We’ve already heard about Smith’s nostalgia for his childhood memories of his grandmother’s baking. He’d also mentioned, “As a small boy, I would obsess over cooking and watched hours of cooking shows instead of the cartoons playing on the main telly downstairs.” Remember, he’s English. It’s like that lyric from the Twenty One Pilots song, “Stressed Out.”
Sometimes a certain smell will take me back to when I was young.
How come I’m never able to identify where it’s coming from?
I’d make a candle out of it, if I ever found it.
Try to sell it, never sell out of it.
Abstrax is the company that could identify it and capture it for use in candles (or cannabis or beer). There have long been methods to mimic and attempt to replicate tastes and scents, especially ones evocative of, say, grandma’s baked goods. It’s a fact that a “natural vanilla” flavor was (and still is) extracted from beavers called castoreum, so called because it emanates from castor sacs, which—there’s no delicate way of saying this—is located in a beaver’s taint. To contrast and reiterate, every Abstrax product is derived organically from plants. So, unlike castoreum, they are vegan and much cheaper. You can see why beaver gland, as a food flavoring (if not as a perfume ingredient!), has fallen out of favor.

..........

• _REQUIRED ACTION 1_:
For each statement, answer yes or no according to the text on Smith and Abstrax, and quote the words from it that settle the answer. (a) As a boy, Smith watched cooking shows in place of cartoons. (b) Abstrax products are made from animal sources. (c) A "natural vanilla" flavor is still extracted from beavers.
• _REQUIRED ACTION 2_:
Carry the text on Smith and Abstrax forward from its final sentence.
The entries have no part in any of this.

• _Saved data entries_:

..........

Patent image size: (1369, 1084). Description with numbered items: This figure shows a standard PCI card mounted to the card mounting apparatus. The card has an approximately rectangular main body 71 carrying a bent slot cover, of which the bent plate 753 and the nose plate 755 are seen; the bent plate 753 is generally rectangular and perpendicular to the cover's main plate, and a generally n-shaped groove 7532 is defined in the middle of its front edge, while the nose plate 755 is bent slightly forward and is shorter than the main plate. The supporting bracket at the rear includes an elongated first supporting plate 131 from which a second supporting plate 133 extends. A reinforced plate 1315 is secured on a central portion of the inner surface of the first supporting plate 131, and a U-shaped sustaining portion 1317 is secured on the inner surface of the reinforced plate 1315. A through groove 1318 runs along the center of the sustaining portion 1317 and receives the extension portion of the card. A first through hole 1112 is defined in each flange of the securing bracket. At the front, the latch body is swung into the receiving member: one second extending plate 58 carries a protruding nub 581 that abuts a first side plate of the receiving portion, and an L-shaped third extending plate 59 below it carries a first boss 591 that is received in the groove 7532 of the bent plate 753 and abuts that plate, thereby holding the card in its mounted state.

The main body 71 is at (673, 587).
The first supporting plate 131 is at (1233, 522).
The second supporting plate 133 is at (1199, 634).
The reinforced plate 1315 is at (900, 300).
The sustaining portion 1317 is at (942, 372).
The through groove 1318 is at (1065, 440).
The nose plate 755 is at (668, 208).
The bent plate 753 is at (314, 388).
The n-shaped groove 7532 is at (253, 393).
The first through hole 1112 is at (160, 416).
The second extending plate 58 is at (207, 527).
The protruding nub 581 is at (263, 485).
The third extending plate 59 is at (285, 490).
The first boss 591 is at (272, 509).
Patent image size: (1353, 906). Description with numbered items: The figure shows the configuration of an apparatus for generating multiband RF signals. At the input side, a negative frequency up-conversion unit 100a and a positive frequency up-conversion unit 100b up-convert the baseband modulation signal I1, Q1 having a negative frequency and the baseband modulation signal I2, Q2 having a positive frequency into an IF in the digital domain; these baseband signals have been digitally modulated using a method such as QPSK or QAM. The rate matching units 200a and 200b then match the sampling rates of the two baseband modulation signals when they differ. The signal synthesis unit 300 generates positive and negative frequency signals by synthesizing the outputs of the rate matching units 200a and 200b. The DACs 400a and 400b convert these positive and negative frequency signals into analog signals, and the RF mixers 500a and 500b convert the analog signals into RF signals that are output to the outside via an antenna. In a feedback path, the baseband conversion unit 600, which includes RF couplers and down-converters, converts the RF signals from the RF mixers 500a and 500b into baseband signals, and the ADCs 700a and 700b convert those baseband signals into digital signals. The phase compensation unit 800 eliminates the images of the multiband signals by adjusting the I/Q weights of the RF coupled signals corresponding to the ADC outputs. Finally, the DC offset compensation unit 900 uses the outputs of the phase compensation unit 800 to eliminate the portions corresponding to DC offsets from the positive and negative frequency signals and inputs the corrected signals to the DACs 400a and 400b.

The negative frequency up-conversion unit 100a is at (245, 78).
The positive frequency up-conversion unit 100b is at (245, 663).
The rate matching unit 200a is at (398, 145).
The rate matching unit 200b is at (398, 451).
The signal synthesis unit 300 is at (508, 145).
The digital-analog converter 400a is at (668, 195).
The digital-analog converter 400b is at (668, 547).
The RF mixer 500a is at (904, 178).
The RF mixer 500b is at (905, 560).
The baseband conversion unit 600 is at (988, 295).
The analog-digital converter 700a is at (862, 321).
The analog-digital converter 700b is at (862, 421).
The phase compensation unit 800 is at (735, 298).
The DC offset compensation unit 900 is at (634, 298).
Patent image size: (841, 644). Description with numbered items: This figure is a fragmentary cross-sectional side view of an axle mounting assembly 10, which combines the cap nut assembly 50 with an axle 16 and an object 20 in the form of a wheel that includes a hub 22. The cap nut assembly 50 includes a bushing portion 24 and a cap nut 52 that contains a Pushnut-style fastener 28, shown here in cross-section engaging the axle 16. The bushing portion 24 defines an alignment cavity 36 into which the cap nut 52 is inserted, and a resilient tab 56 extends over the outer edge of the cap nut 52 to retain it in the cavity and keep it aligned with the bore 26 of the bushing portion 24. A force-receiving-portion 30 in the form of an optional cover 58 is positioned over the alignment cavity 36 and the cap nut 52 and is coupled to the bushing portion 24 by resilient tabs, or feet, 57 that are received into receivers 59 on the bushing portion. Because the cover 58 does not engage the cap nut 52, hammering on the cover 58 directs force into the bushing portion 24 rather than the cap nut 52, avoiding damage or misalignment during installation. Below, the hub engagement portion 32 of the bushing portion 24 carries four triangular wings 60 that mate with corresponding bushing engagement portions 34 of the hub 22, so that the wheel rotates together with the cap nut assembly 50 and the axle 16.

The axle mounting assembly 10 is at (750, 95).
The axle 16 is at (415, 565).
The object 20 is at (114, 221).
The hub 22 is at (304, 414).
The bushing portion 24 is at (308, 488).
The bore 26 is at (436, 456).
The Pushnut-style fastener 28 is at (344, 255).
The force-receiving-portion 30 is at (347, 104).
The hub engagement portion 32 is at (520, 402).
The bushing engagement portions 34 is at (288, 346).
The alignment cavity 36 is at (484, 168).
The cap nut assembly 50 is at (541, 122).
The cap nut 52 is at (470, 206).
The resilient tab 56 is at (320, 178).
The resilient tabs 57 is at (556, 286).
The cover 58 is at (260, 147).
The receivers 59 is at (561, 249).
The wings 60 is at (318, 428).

..........

• _TASK OUTPUT 1_:
(a) Yes: "watched hours of cooking shows instead of the cartoons playing on the main telly downstairs"
(b) No: "every Abstrax product is derived organically from plants"
(c) Yes: "a “natural vanilla” flavor was (and still is) extracted from beavers"

• _TASK OUTPUT 2_:
Abstrax hop extracts are increasingly used in beers from Bend to Anheuser-Busch and are increasingly tested and employed world-wide. The Dutch brewery Moersleutel calls its brewers beer engineers and its new West Coast-style IPA is engineered with Abstrax. The reason it’s notable is that the brewery is situated 150 miles from the German border where the Bavarian Beer Purity Law, known as the Reinheitsgebot of 1516, dictates that beer can only be made from malts, hops, and water (and later amended to include yeast, thanks again to Pasteur). Once such advanced hop products enter Germany, more than 500 years of brewing regulations will become revolutionized.
UPP Liquids co-owner, Tonya Cornett, the research and development brewer responsible for many of 10 Barrel Brewing’s awards before being unceremoniously let go by the brewery’s new cannabis-industry parent company, Tilray, says, “I am constantly experimenting with new hop varieties and new recipes. Occasionally hop saturation doesn’t turn out as planned. I began using Abstrax after one such occasion when the beer I was working on needed a boost in aroma and flavor. It turned an OK IPA into a top seller.”
UPPlift West Coast IPA utilizes Simcoe Quantum. As a value-add, Cornett points out that “We have seen an extension of shelf life in these beers in addition to the aroma, mouthfeel and flavor boost.” Cornett mentions another value-add. “I have made many terpene beers. They are tricky because too much is undrinkable. A little bit goes a long way.”
Whether a brewer is looking for a way to add a pop of, say, pineapple essence and reaches for pineapple from the SkyFarm series, Simcoe hops (Quantum series) which throws pineapple notes or Pineapple Express (BrewGas series), Smith and the team from Abstrax have our local brewers covered.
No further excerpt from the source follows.